## TASK INSTRUCTIONS
Count how many lines of the material hold "Αντιφώνηση". Respond with that number alone.

## LISTING
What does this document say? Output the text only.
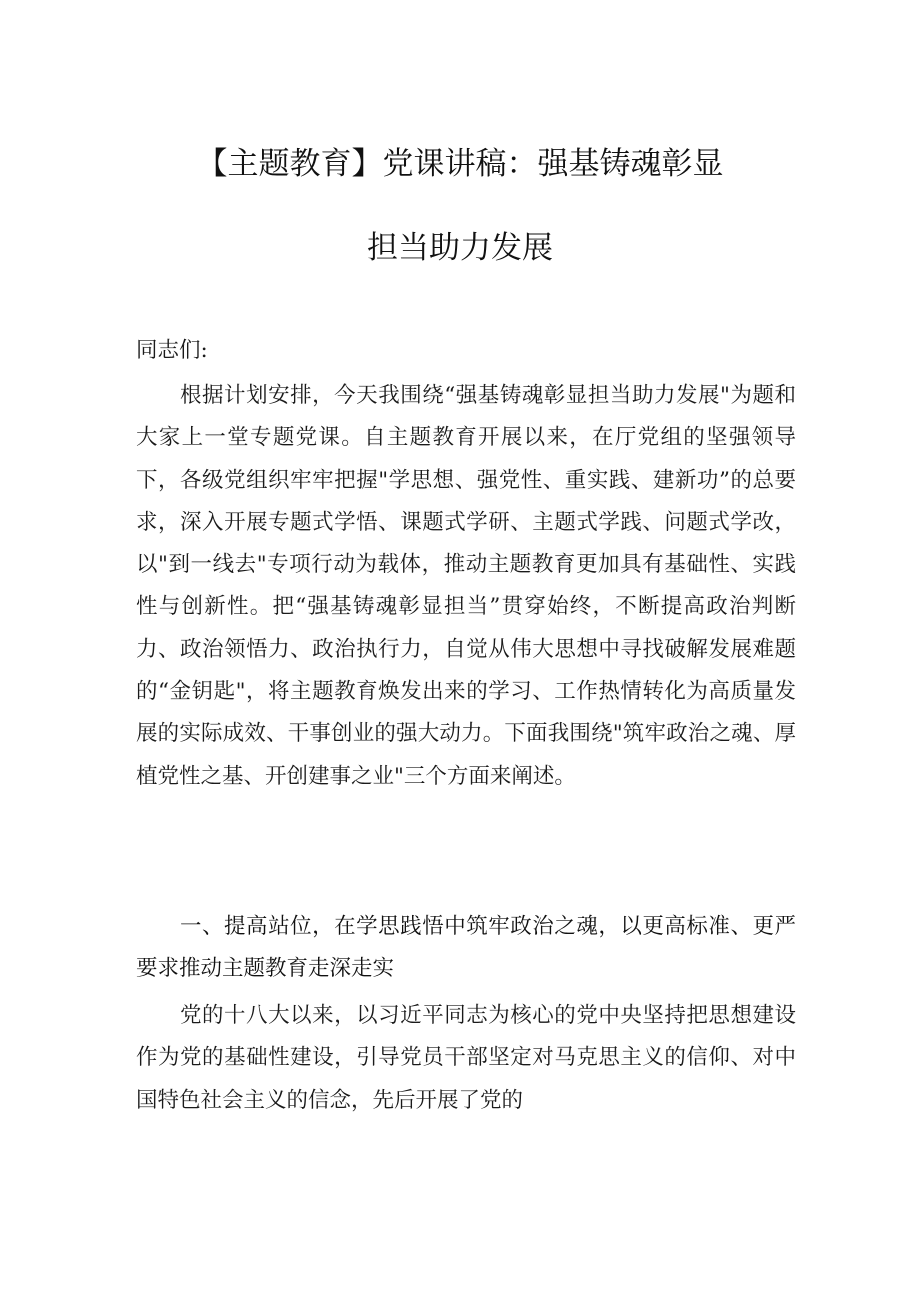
【主题教育】党课讲稿：强基铸魂彰显
担当助力发展

同志们:

根据计划安排，今天我围绕“强基铸魂彰显担当助力发展"为题和大家上一堂专题党课。自主题教育开展以来，在厅党组的坚强领导下，各级党组织牢牢把握"学思想、强党性、重实践、建新功”的总要求，深入开展专题式学悟、课题式学研、主题式学践、问题式学改，以"到一线去"专项行动为载体，推动主题教育更加具有基础性、实践性与创新性。把“强基铸魂彰显担当”贯穿始终，不断提高政治判断力、政治领悟力、政治执行力，自觉从伟大思想中寻找破解发展难题的“金钥匙"，将主题教育焕发出来的学习、工作热情转化为高质量发展的实际成效、干事创业的强大动力。下面我围绕"筑牢政治之魂、厚植党性之基、开创建事之业"三个方面来阐述。

一、提高站位，在学思践悟中筑牢政治之魂，以更高标准、更严要求推动主题教育走深走实

党的十八大以来，以习近平同志为核心的党中央坚持把思想建设作为党的基础性建设，引导党员干部坚定对马克思主义的信仰、对中国特色社会主义的信念，先后开展了党的
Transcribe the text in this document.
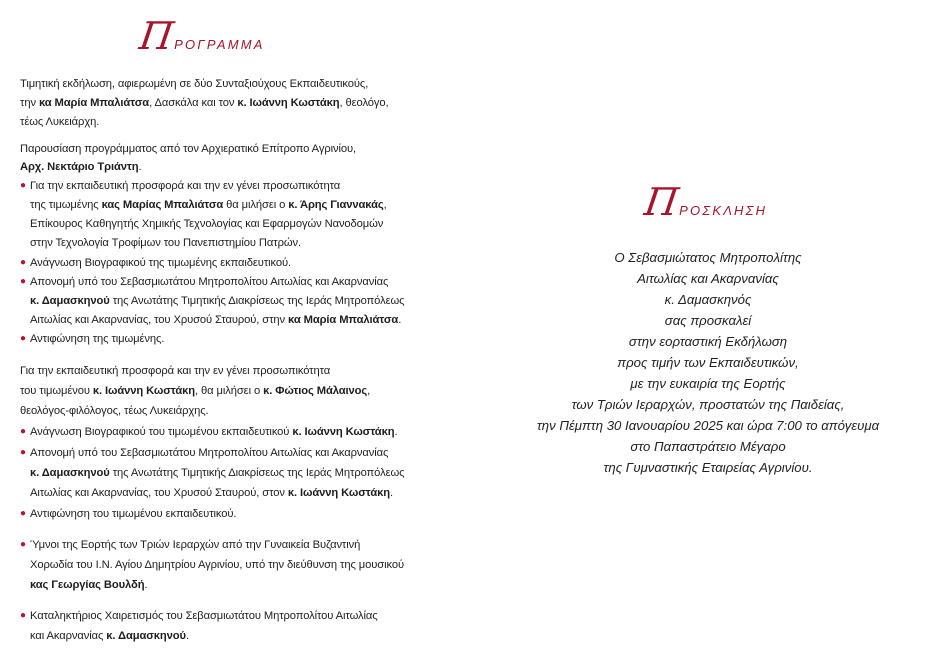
ΠΡΟΓΡΑΜΜΑ
Τιμητική εκδήλωση, αφιερωμένη σε δύο Συνταξιούχους Εκπαιδευτικούς,
την κα Μαρία Μπαλιάτσα, Δασκάλα και τον κ. Ιωάννη Κωστάκη, θεολόγο,
τέως Λυκειάρχη.
Παρουσίαση προγράμματος από τον Αρχιερατικό Επίτροπο Αγρινίου,
Αρχ. Νεκτάριο Τριάντη.
● Για την εκπαιδευτική προσφορά και την εν γένει προσωπικότητα
της τιμωμένης κας Μαρίας Μπαλιάτσα θα μιλήσει ο κ. Άρης Γιαννακάς,
Επίκουρος Καθηγητής Χημικής Τεχνολογίας και Εφαρμογών Νανοδομών
στην Τεχνολογία Τροφίμων του Πανεπιστημίου Πατρών.
● Ανάγνωση Βιογραφικού της τιμωμένης εκπαιδευτικού.
● Απονομή υπό του Σεβασμιωτάτου Μητροπολίτου Αιτωλίας και Ακαρνανίας
κ. Δαμασκηνού της Ανωτάτης Τιμητικής Διακρίσεως της Ιεράς Μητροπόλεως
Αιτωλίας και Ακαρνανίας, του Χρυσού Σταυρού, στην κα Μαρία Μπαλιάτσα.
● Αντιφώνηση της τιμωμένης.
Για την εκπαιδευτική προσφορά και την εν γένει προσωπικότητα
του τιμωμένου κ. Ιωάννη Κωστάκη, θα μιλήσει ο κ. Φώτιος Μάλαινος,
θεολόγος-φιλόλογος, τέως Λυκειάρχης.
● Ανάγνωση Βιογραφικού του τιμωμένου εκπαιδευτικού κ. Ιωάννη Κωστάκη.
● Απονομή υπό του Σεβασμιωτάτου Μητροπολίτου Αιτωλίας και Ακαρνανίας
κ. Δαμασκηνού της Ανωτάτης Τιμητικής Διακρίσεως της Ιεράς Μητροπόλεως
Αιτωλίας και Ακαρνανίας, του Χρυσού Σταυρού, στον κ. Ιωάννη Κωστάκη.
● Αντιφώνηση του τιμωμένου εκπαιδευτικού.
● Ύμνοι της Εορτής των Τριών Ιεραρχών από την Γυναικεία Βυζαντινή
Χορωδία του Ι.Ν. Αγίου Δημητρίου Αγρινίου, υπό την διεύθυνση της μουσικού
κας Γεωργίας Βουλδή.
● Καταληκτήριος Χαιρετισμός του Σεβασμιωτάτου Μητροπολίτου Αιτωλίας
και Ακαρνανίας κ. Δαμασκηνού.
ΠΡΟΣΚΛΗΣΗ
Ο Σεβασμιώτατος Μητροπολίτης
Αιτωλίας και Ακαρνανίας
κ. Δαμασκηνός
σας προσκαλεί
στην εορταστική Εκδήλωση
προς τιμήν των Εκπαιδευτικών,
με την ευκαιρία της Εορτής
των Τριών Ιεραρχών, προστατών της Παιδείας,
την Πέμπτη 30 Ιανουαρίου 2025 και ώρα 7:00 το απόγευμα
στο Παπαστράτειο Μέγαρο
της Γυμναστικής Εταιρείας Αγρινίου.
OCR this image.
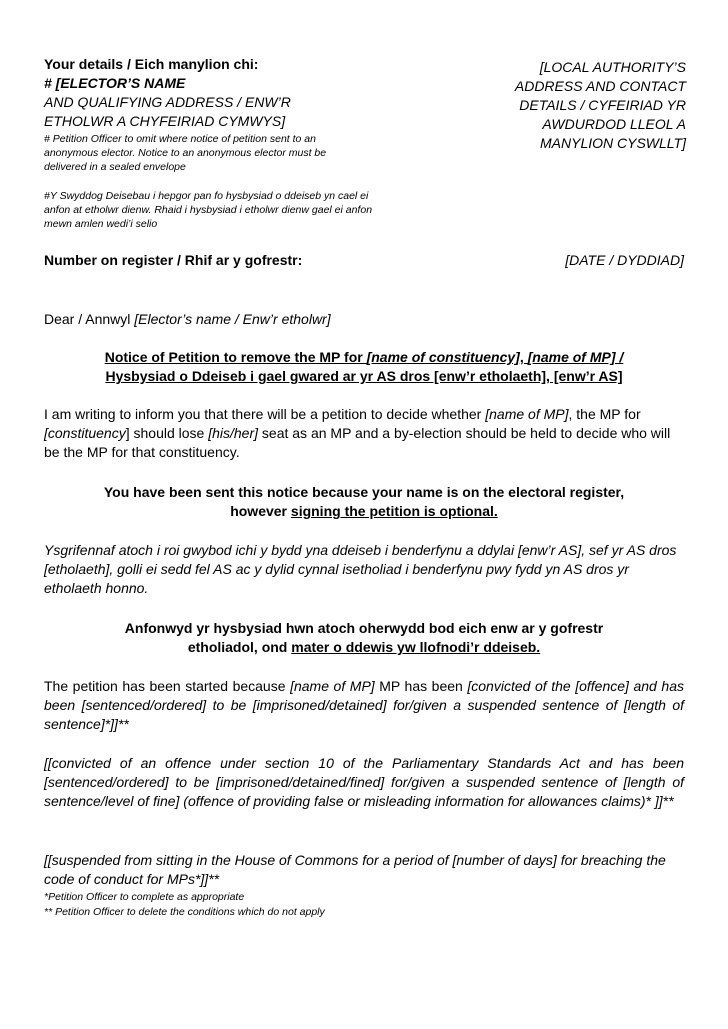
Your details / Eich manylion chi:
# [ELECTOR’S NAME
AND QUALIFYING ADDRESS / ENW’R
ETHOLWR A CHYFEIRIAD CYMWYS]
# Petition Officer to omit where notice of petition sent to an anonymous elector. Notice to an anonymous elector must be delivered in a sealed envelope
#Y Swyddog Deisebau i hepgor pan fo hysbysiad o ddeiseb yn cael ei anfon at etholwr dienw. Rhaid i hysbysiad i etholwr dienw gael ei anfon mewn amlen wedi’i selio
[LOCAL AUTHORITY’S
ADDRESS AND CONTACT
DETAILS / CYFEIRIAD YR
AWDURDOD LLEOL A
MANYLION CYSWLLT]
Number on register / Rhif ar y gofrestr:	[DATE / DYDDIAD]
Dear / Annwyl [Elector’s name / Enw’r etholwr]
Notice of Petition to remove the MP for [name of constituency], [name of MP] /
Hysbysiad o Ddeiseb i gael gwared ar yr AS dros [enw’r etholaeth], [enw’r AS]
I am writing to inform you that there will be a petition to decide whether [name of MP], the MP for [constituency] should lose [his/her] seat as an MP and a by-election should be held to decide who will be the MP for that constituency.
You have been sent this notice because your name is on the electoral register,
however signing the petition is optional.
Ysgrifennaf atoch i roi gwybod ichi y bydd yna ddeiseb i benderfynu a ddylai [enw’r AS], sef yr AS dros [etholaeth], golli ei sedd fel AS ac y dylid cynnal isetholiad i benderfynu pwy fydd yn AS dros yr etholaeth honno.
Anfonwyd yr hysbysiad hwn atoch oherwydd bod eich enw ar y gofrestr
etholiadol, ond mater o ddewis yw llofnodi’r ddeiseb.
The petition has been started because [name of MP] MP has been [convicted of the [offence] and has been [sentenced/ordered] to be [imprisoned/detained] for/given a suspended sentence of [length of sentence]*]]**
[[convicted of an offence under section 10 of the Parliamentary Standards Act and has been [sentenced/ordered] to be [imprisoned/detained/fined] for/given a suspended sentence of [length of sentence/level of fine] (offence of providing false or misleading information for allowances claims)* ]]**
[[suspended from sitting in the House of Commons for a period of [number of days] for breaching the code of conduct for MPs*]]**
*Petition Officer to complete as appropriate
** Petition Officer to delete the conditions which do not apply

## TASK SOLUTION
2